- EXERCISE BRIEF
Quote the records beneath, complete and exact. Leave out images.

Data records
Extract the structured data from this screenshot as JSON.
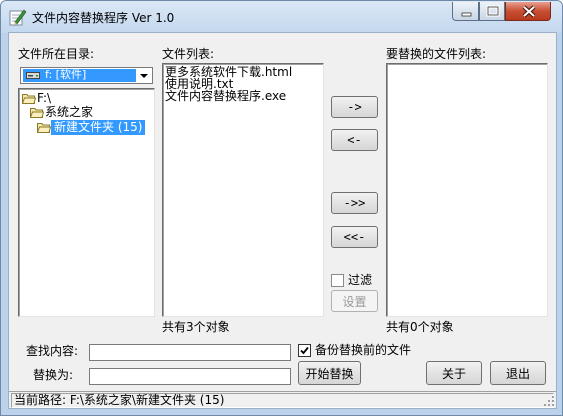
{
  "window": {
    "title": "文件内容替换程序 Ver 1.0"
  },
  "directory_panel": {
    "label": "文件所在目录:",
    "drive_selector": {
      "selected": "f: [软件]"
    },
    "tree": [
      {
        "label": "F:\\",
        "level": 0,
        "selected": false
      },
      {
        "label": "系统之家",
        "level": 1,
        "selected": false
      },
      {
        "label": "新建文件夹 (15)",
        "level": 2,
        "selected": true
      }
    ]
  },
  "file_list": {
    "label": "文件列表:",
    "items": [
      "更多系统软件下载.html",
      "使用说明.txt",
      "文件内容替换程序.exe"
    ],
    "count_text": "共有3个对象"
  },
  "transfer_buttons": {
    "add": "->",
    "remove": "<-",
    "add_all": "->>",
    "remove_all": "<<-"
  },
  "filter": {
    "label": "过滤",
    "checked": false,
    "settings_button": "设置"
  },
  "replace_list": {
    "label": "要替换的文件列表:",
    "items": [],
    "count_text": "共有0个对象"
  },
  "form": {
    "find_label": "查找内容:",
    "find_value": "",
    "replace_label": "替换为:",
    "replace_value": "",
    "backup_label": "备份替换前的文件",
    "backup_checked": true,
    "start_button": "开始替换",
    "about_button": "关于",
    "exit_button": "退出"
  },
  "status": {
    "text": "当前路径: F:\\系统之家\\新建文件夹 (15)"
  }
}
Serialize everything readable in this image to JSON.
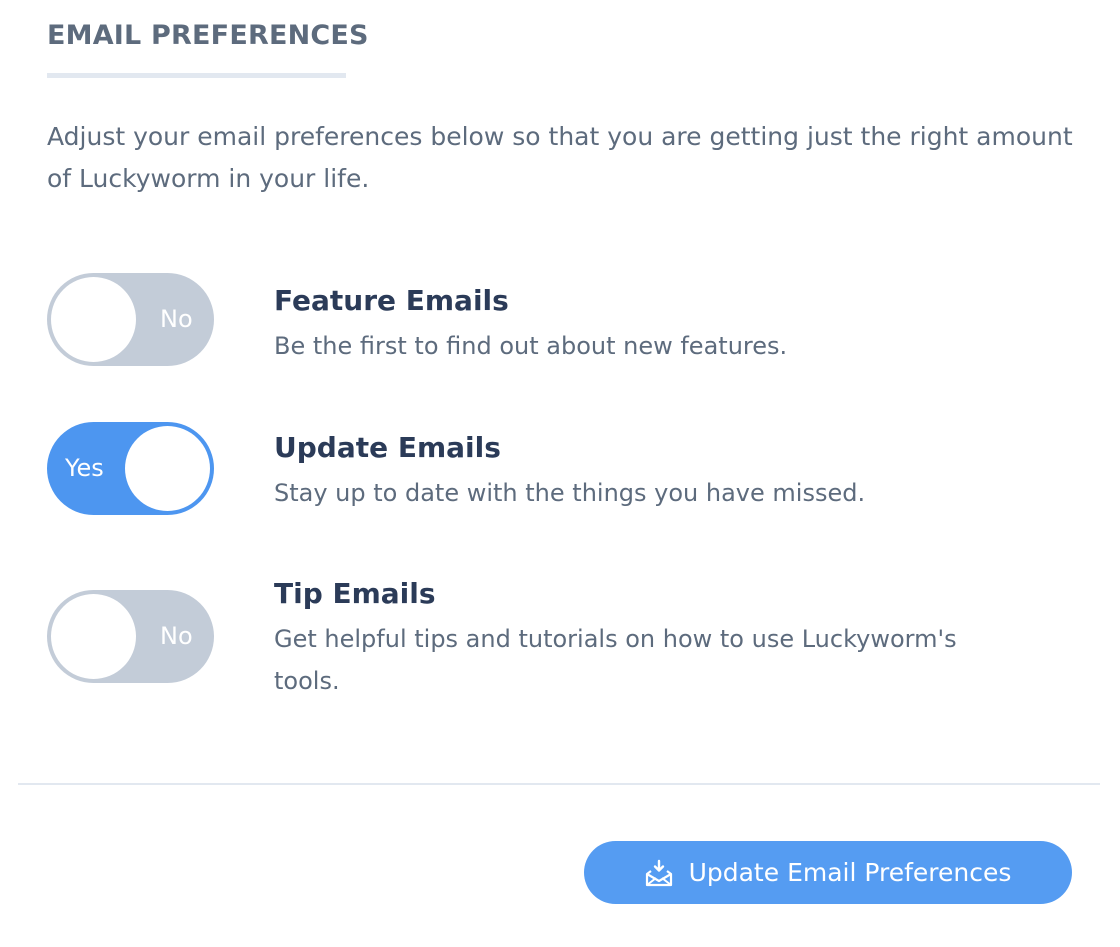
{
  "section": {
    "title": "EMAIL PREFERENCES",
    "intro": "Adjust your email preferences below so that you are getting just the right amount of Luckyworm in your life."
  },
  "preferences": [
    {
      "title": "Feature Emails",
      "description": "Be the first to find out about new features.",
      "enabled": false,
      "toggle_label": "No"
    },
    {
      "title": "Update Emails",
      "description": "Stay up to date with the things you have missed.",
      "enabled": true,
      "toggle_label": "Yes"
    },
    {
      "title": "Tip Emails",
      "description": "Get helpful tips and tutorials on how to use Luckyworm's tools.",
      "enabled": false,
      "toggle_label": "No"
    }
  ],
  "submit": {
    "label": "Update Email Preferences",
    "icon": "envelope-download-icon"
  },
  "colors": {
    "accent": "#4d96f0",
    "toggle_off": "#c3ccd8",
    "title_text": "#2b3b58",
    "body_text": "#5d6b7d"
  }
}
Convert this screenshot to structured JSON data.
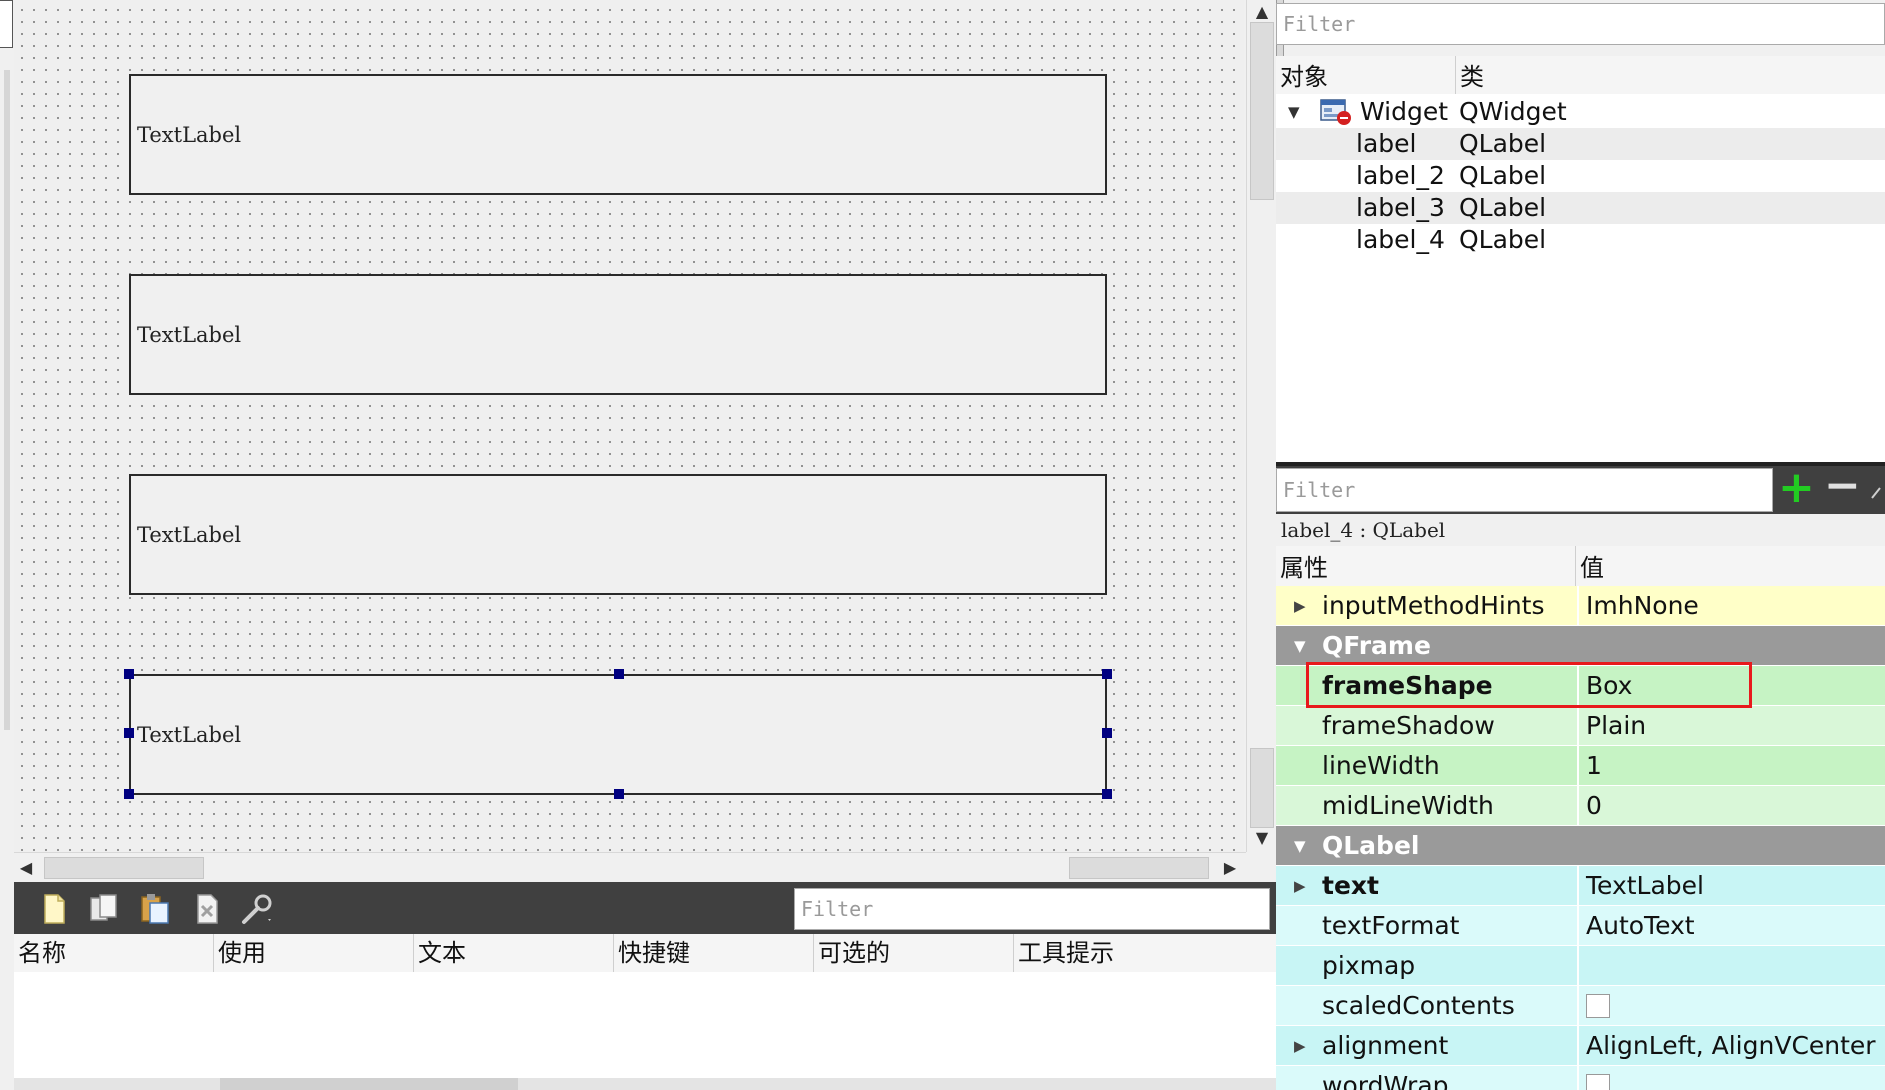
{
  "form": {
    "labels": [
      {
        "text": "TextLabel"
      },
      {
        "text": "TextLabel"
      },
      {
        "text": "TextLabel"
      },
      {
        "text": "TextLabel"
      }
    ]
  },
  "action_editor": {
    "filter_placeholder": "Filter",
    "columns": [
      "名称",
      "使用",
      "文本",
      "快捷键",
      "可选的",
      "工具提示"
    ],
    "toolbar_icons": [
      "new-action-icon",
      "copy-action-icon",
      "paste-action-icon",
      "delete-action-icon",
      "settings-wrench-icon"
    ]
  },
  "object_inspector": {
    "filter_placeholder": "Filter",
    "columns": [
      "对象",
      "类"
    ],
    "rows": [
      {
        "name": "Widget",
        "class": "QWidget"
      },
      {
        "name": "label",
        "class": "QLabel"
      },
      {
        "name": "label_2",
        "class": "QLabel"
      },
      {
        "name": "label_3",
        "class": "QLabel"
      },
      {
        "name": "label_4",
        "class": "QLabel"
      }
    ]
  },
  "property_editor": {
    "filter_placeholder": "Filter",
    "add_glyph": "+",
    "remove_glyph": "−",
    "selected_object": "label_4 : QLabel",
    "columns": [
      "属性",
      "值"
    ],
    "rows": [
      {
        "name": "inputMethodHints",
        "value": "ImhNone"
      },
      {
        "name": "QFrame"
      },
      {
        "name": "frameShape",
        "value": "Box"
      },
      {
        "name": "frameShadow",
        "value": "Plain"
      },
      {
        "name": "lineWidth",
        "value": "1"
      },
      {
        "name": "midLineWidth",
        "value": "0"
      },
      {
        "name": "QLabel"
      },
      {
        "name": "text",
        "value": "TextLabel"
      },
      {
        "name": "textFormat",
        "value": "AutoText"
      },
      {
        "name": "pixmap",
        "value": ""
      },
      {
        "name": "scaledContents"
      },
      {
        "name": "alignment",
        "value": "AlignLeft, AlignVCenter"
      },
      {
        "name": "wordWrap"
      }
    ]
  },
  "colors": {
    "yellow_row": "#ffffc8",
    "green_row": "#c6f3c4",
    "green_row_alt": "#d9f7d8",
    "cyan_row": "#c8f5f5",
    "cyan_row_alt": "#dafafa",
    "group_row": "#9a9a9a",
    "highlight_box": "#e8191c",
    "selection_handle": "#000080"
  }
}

- REPLY
Extract the structured data from this screenshot as JSON.
{
  "window": {
    "title": "文件内容替换程序 Ver 1.0"
  },
  "directory_panel": {
    "label": "文件所在目录:",
    "drive_selector": {
      "selected": "f: [软件]"
    },
    "tree": [
      {
        "label": "F:\\",
        "level": 0,
        "selected": false
      },
      {
        "label": "系统之家",
        "level": 1,
        "selected": false
      },
      {
        "label": "新建文件夹 (15)",
        "level": 2,
        "selected": true
      }
    ]
  },
  "file_list": {
    "label": "文件列表:",
    "items": [
      "更多系统软件下载.html",
      "使用说明.txt",
      "文件内容替换程序.exe"
    ],
    "count_text": "共有3个对象"
  },
  "transfer_buttons": {
    "add": "->",
    "remove": "<-",
    "add_all": "->>",
    "remove_all": "<<-"
  },
  "filter": {
    "label": "过滤",
    "checked": false,
    "settings_button": "设置"
  },
  "replace_list": {
    "label": "要替换的文件列表:",
    "items": [],
    "count_text": "共有0个对象"
  },
  "form": {
    "find_label": "查找内容:",
    "find_value": "",
    "replace_label": "替换为:",
    "replace_value": "",
    "backup_label": "备份替换前的文件",
    "backup_checked": true,
    "start_button": "开始替换",
    "about_button": "关于",
    "exit_button": "退出"
  },
  "status": {
    "text": "当前路径: F:\\系统之家\\新建文件夹 (15)"
  }
}
Serialize everything readable in this image to JSON.
{
  "section": {
    "title": "EMAIL PREFERENCES",
    "intro": "Adjust your email preferences below so that you are getting just the right amount of Luckyworm in your life."
  },
  "preferences": [
    {
      "title": "Feature Emails",
      "description": "Be the first to find out about new features.",
      "enabled": false,
      "toggle_label": "No"
    },
    {
      "title": "Update Emails",
      "description": "Stay up to date with the things you have missed.",
      "enabled": true,
      "toggle_label": "Yes"
    },
    {
      "title": "Tip Emails",
      "description": "Get helpful tips and tutorials on how to use Luckyworm's tools.",
      "enabled": false,
      "toggle_label": "No"
    }
  ],
  "submit": {
    "label": "Update Email Preferences",
    "icon": "envelope-download-icon"
  },
  "colors": {
    "accent": "#4d96f0",
    "toggle_off": "#c3ccd8",
    "title_text": "#2b3b58",
    "body_text": "#5d6b7d"
  }
}
Convert this screenshot to structured JSON data.
{
  "form": {
    "labels": [
      {
        "text": "TextLabel"
      },
      {
        "text": "TextLabel"
      },
      {
        "text": "TextLabel"
      },
      {
        "text": "TextLabel"
      }
    ]
  },
  "action_editor": {
    "filter_placeholder": "Filter",
    "columns": [
      "名称",
      "使用",
      "文本",
      "快捷键",
      "可选的",
      "工具提示"
    ],
    "toolbar_icons": [
      "new-action-icon",
      "copy-action-icon",
      "paste-action-icon",
      "delete-action-icon",
      "settings-wrench-icon"
    ]
  },
  "object_inspector": {
    "filter_placeholder": "Filter",
    "columns": [
      "对象",
      "类"
    ],
    "rows": [
      {
        "name": "Widget",
        "class": "QWidget"
      },
      {
        "name": "label",
        "class": "QLabel"
      },
      {
        "name": "label_2",
        "class": "QLabel"
      },
      {
        "name": "label_3",
        "class": "QLabel"
      },
      {
        "name": "label_4",
        "class": "QLabel"
      }
    ]
  },
  "property_editor": {
    "filter_placeholder": "Filter",
    "add_glyph": "+",
    "remove_glyph": "−",
    "selected_object": "label_4 : QLabel",
    "columns": [
      "属性",
      "值"
    ],
    "rows": [
      {
        "name": "inputMethodHints",
        "value": "ImhNone"
      },
      {
        "name": "QFrame"
      },
      {
        "name": "frameShape",
        "value": "Box"
      },
      {
        "name": "frameShadow",
        "value": "Plain"
      },
      {
        "name": "lineWidth",
        "value": "1"
      },
      {
        "name": "midLineWidth",
        "value": "0"
      },
      {
        "name": "QLabel"
      },
      {
        "name": "text",
        "value": "TextLabel"
      },
      {
        "name": "textFormat",
        "value": "AutoText"
      },
      {
        "name": "pixmap",
        "value": ""
      },
      {
        "name": "scaledContents"
      },
      {
        "name": "alignment",
        "value": "AlignLeft, AlignVCenter"
      },
      {
        "name": "wordWrap"
      }
    ]
  },
  "colors": {
    "yellow_row": "#ffffc8",
    "green_row": "#c6f3c4",
    "green_row_alt": "#d9f7d8",
    "cyan_row": "#c8f5f5",
    "cyan_row_alt": "#dafafa",
    "group_row": "#9a9a9a",
    "highlight_box": "#e8191c",
    "selection_handle": "#000080"
  }
}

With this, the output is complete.